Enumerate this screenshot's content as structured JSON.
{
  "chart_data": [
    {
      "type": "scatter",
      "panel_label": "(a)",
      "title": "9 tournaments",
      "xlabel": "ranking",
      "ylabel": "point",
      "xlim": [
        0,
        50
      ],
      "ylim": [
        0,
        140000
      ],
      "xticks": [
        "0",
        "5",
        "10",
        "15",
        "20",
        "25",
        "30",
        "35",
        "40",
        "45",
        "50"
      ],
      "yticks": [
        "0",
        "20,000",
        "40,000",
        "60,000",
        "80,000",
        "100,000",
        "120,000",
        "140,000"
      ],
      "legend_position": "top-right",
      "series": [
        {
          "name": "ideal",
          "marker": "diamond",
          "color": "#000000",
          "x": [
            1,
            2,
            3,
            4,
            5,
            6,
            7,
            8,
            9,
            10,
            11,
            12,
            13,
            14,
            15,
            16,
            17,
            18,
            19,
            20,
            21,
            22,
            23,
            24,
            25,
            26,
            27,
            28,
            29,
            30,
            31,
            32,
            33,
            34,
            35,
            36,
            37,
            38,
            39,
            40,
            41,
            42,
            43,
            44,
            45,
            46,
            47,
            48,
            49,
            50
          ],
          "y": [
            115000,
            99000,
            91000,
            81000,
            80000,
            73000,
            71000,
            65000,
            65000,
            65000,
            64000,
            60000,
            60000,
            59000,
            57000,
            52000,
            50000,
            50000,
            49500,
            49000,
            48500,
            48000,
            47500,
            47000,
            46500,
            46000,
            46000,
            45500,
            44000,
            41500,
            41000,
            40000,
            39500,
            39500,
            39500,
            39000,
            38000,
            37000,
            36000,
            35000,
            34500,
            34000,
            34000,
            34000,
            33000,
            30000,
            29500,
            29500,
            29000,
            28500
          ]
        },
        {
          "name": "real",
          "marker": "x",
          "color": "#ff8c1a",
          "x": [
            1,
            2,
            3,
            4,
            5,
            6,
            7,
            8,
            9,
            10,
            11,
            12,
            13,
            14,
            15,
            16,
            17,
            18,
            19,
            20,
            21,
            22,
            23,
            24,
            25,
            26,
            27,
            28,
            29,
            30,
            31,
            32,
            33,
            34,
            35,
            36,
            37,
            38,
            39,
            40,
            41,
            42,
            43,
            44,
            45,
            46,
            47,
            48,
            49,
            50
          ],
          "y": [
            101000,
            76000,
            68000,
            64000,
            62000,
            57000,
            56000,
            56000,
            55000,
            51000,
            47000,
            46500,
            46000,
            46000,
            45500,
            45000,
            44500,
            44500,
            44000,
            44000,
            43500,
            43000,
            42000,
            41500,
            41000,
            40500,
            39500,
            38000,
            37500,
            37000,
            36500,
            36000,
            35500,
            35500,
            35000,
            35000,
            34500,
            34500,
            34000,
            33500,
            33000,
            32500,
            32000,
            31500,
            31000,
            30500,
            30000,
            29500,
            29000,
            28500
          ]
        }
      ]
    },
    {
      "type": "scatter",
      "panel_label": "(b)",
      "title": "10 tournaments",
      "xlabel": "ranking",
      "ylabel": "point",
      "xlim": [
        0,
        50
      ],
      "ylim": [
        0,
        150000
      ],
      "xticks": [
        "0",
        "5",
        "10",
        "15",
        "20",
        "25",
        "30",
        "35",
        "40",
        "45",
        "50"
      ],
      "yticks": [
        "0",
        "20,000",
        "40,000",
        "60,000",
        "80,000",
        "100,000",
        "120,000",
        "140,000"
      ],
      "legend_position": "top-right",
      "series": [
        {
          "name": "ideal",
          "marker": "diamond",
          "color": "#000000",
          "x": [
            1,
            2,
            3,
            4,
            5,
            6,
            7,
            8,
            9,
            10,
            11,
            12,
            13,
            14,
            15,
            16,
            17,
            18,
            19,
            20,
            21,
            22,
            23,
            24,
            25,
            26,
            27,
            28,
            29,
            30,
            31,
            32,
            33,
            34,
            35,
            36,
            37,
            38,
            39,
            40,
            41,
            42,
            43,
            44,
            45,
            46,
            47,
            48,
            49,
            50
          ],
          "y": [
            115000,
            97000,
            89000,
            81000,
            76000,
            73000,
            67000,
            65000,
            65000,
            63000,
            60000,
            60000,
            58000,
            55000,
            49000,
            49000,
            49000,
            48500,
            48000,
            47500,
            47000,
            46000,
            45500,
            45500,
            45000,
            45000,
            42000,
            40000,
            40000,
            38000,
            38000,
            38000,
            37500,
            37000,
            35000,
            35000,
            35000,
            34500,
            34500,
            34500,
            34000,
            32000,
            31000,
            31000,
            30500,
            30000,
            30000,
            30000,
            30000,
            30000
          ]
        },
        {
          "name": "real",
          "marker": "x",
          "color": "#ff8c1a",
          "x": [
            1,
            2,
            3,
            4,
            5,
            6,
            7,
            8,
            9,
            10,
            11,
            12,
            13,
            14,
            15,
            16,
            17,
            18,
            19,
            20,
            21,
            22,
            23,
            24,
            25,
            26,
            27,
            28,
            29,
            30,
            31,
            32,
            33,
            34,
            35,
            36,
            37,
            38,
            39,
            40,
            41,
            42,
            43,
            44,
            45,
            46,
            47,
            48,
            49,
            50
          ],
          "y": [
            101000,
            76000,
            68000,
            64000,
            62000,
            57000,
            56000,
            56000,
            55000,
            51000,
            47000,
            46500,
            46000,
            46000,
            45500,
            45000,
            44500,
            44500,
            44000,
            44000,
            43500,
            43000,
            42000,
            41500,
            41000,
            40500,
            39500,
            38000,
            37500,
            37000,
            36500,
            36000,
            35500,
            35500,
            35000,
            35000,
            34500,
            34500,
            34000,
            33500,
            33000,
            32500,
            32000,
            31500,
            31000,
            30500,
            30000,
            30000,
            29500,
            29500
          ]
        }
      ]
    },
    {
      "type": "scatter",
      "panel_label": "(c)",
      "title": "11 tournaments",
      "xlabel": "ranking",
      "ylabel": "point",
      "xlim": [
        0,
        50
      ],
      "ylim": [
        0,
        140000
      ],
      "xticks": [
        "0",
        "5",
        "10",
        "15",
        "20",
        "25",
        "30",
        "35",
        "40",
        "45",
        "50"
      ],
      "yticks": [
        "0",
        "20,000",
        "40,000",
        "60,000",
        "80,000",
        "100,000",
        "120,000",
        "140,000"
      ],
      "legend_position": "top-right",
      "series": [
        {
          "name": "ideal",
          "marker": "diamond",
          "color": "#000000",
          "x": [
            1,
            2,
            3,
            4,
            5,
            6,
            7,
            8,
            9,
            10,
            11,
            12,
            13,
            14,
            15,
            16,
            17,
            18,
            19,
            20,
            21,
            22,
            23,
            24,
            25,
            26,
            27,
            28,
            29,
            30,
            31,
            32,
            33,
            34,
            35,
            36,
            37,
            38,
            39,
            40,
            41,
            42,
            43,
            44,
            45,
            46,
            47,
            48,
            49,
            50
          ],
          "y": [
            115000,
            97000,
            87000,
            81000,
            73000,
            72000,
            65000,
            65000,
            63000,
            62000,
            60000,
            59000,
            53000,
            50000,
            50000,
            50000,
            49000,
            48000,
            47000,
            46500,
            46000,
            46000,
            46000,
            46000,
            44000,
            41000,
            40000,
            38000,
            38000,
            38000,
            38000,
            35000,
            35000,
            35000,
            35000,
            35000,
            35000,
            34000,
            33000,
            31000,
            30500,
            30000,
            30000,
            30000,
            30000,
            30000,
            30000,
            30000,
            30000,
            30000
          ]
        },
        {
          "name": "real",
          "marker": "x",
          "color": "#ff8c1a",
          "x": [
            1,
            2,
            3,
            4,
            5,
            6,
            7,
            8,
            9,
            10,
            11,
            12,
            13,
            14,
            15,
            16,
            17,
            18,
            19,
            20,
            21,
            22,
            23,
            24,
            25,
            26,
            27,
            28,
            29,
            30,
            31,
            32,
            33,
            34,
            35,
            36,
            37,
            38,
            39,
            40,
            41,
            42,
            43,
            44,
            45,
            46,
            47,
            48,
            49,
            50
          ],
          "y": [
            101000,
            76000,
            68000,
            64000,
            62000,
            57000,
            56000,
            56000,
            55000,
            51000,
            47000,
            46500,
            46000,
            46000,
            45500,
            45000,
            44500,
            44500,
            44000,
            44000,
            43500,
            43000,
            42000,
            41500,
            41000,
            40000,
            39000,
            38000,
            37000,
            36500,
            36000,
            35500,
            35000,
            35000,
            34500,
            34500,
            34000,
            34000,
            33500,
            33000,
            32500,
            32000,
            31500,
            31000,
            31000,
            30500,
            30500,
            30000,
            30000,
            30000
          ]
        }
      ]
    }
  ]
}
^^^^^^^^
• **Aim of the task**
Find how many of the lines above have the word "title" in them. State only that number.

• **Response for this exercise**
3